▶ _Task objective_:
Give back every line exactly as it appears, pictures excluded.

[BEGIN Provided data]

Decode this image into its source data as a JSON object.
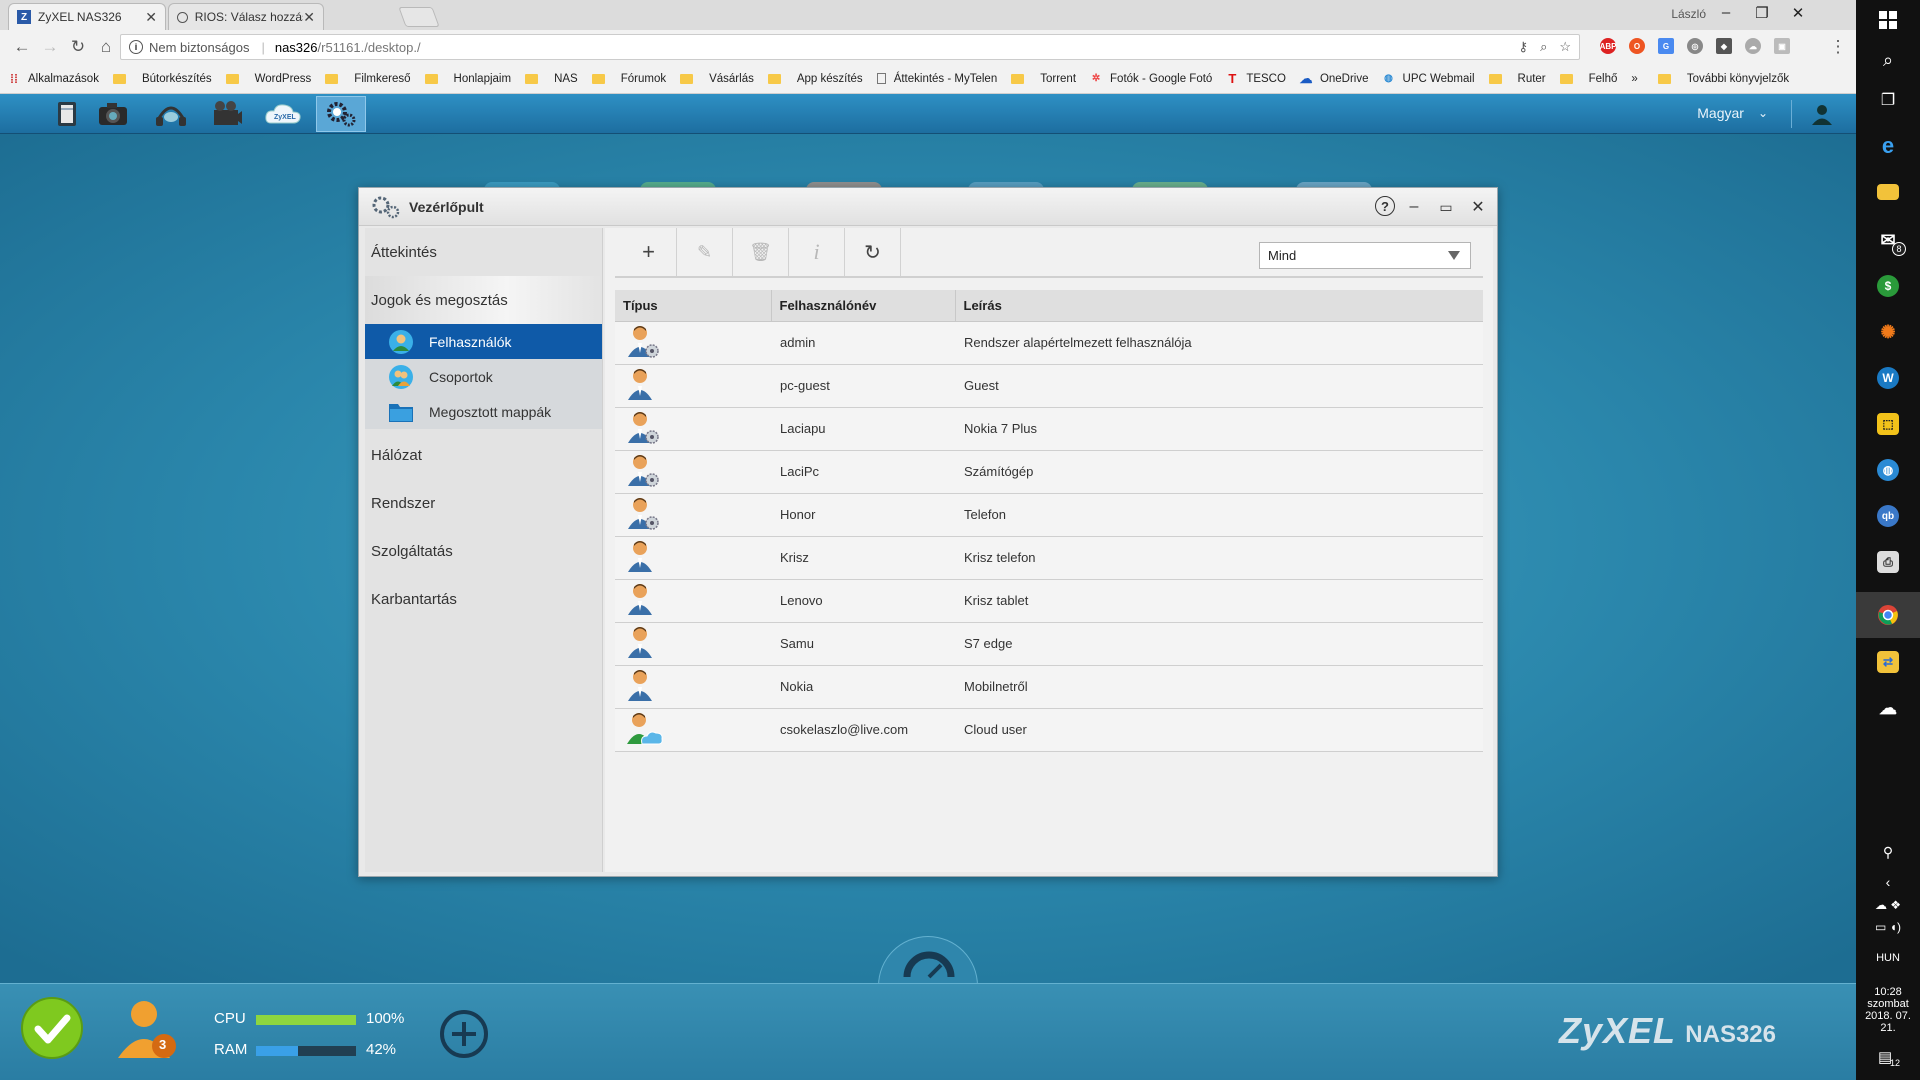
{
  "browser": {
    "tabs": [
      {
        "title": "ZyXEL NAS326",
        "active": true
      },
      {
        "title": "RIOS: Válasz hozzászólás",
        "active": false
      }
    ],
    "profile_name": "László",
    "security_label": "Nem biztonságos",
    "url_host": "nas326",
    "url_path": "/r51161./desktop./",
    "bookmarks": [
      "Alkalmazások",
      "Bútorkészítés",
      "WordPress",
      "Filmkereső",
      "Honlapjaim",
      "NAS",
      "Fórumok",
      "Vásárlás",
      "App készítés",
      "Áttekintés - MyTelen",
      "Torrent",
      "Fotók - Google Fotó",
      "TESCO",
      "OneDrive",
      "UPC Webmail",
      "Ruter",
      "Felhő"
    ],
    "bookmarks_more": "»",
    "other_bookmarks": "További könyvjelzők"
  },
  "nas_topbar": {
    "apps": [
      "file-browser",
      "photo",
      "music",
      "video",
      "zyxel-cloud",
      "control-panel"
    ],
    "active_app": "control-panel",
    "language": "Magyar"
  },
  "control_panel": {
    "title": "Vezérlőpult",
    "nav": {
      "overview": "Áttekintés",
      "rights_sharing": "Jogok és megosztás",
      "users": "Felhasználók",
      "groups": "Csoportok",
      "shared_folders": "Megosztott mappák",
      "network": "Hálózat",
      "system": "Rendszer",
      "services": "Szolgáltatás",
      "maintenance": "Karbantartás"
    },
    "filter_value": "Mind",
    "columns": {
      "type": "Típus",
      "username": "Felhasználónév",
      "description": "Leírás"
    },
    "users": [
      {
        "type": "admin-user",
        "username": "admin",
        "description": "Rendszer alapértelmezett felhasználója"
      },
      {
        "type": "user",
        "username": "pc-guest",
        "description": "Guest"
      },
      {
        "type": "admin-user",
        "username": "Laciapu",
        "description": "Nokia 7 Plus"
      },
      {
        "type": "admin-user",
        "username": "LaciPc",
        "description": "Számítógép"
      },
      {
        "type": "admin-user",
        "username": "Honor",
        "description": "Telefon"
      },
      {
        "type": "user",
        "username": "Krisz",
        "description": "Krisz telefon"
      },
      {
        "type": "user",
        "username": "Lenovo",
        "description": "Krisz tablet"
      },
      {
        "type": "user",
        "username": "Samu",
        "description": "S7 edge"
      },
      {
        "type": "user",
        "username": "Nokia",
        "description": "Mobilnetről"
      },
      {
        "type": "cloud-user",
        "username": "csokelaszlo@live.com",
        "description": "Cloud user"
      }
    ]
  },
  "dock": {
    "notifications_count": "3",
    "cpu_label": "CPU",
    "cpu_value": "100%",
    "cpu_fraction": 1.0,
    "ram_label": "RAM",
    "ram_value": "42%",
    "ram_fraction": 0.42,
    "brand": "ZyXEL",
    "model": "NAS326"
  },
  "taskbar": {
    "language": "HUN",
    "time": "10:28",
    "day": "szombat",
    "date": "2018. 07. 21.",
    "mail_badge": "8",
    "notification_badge": "12"
  },
  "colors": {
    "accent_selected": "#0f5aa8",
    "cpu_bar": "#8dd640",
    "ram_bar": "#3aa0e8",
    "desktop_bg": "#2a86ab"
  }
}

[END Provided data]

▶ _Reply to the exercise_:
Decode this image into its source data as a JSON object.
{
  "browser": {
    "tabs": [
      {
        "title": "ZyXEL NAS326",
        "active": true
      },
      {
        "title": "RIOS: Válasz hozzászólás",
        "active": false
      }
    ],
    "profile_name": "László",
    "security_label": "Nem biztonságos",
    "url_host": "nas326",
    "url_path": "/r51161./desktop./",
    "bookmarks": [
      "Alkalmazások",
      "Bútorkészítés",
      "WordPress",
      "Filmkereső",
      "Honlapjaim",
      "NAS",
      "Fórumok",
      "Vásárlás",
      "App készítés",
      "Áttekintés - MyTelen",
      "Torrent",
      "Fotók - Google Fotó",
      "TESCO",
      "OneDrive",
      "UPC Webmail",
      "Ruter",
      "Felhő"
    ],
    "bookmarks_more": "»",
    "other_bookmarks": "További könyvjelzők"
  },
  "nas_topbar": {
    "apps": [
      "file-browser",
      "photo",
      "music",
      "video",
      "zyxel-cloud",
      "control-panel"
    ],
    "active_app": "control-panel",
    "language": "Magyar"
  },
  "control_panel": {
    "title": "Vezérlőpult",
    "nav": {
      "overview": "Áttekintés",
      "rights_sharing": "Jogok és megosztás",
      "users": "Felhasználók",
      "groups": "Csoportok",
      "shared_folders": "Megosztott mappák",
      "network": "Hálózat",
      "system": "Rendszer",
      "services": "Szolgáltatás",
      "maintenance": "Karbantartás"
    },
    "filter_value": "Mind",
    "columns": {
      "type": "Típus",
      "username": "Felhasználónév",
      "description": "Leírás"
    },
    "users": [
      {
        "type": "admin-user",
        "username": "admin",
        "description": "Rendszer alapértelmezett felhasználója"
      },
      {
        "type": "user",
        "username": "pc-guest",
        "description": "Guest"
      },
      {
        "type": "admin-user",
        "username": "Laciapu",
        "description": "Nokia 7 Plus"
      },
      {
        "type": "admin-user",
        "username": "LaciPc",
        "description": "Számítógép"
      },
      {
        "type": "admin-user",
        "username": "Honor",
        "description": "Telefon"
      },
      {
        "type": "user",
        "username": "Krisz",
        "description": "Krisz telefon"
      },
      {
        "type": "user",
        "username": "Lenovo",
        "description": "Krisz tablet"
      },
      {
        "type": "user",
        "username": "Samu",
        "description": "S7 edge"
      },
      {
        "type": "user",
        "username": "Nokia",
        "description": "Mobilnetről"
      },
      {
        "type": "cloud-user",
        "username": "csokelaszlo@live.com",
        "description": "Cloud user"
      }
    ]
  },
  "dock": {
    "notifications_count": "3",
    "cpu_label": "CPU",
    "cpu_value": "100%",
    "cpu_fraction": 1.0,
    "ram_label": "RAM",
    "ram_value": "42%",
    "ram_fraction": 0.42,
    "brand": "ZyXEL",
    "model": "NAS326"
  },
  "taskbar": {
    "language": "HUN",
    "time": "10:28",
    "day": "szombat",
    "date": "2018. 07. 21.",
    "mail_badge": "8",
    "notification_badge": "12"
  },
  "colors": {
    "accent_selected": "#0f5aa8",
    "cpu_bar": "#8dd640",
    "ram_bar": "#3aa0e8",
    "desktop_bg": "#2a86ab"
  }
}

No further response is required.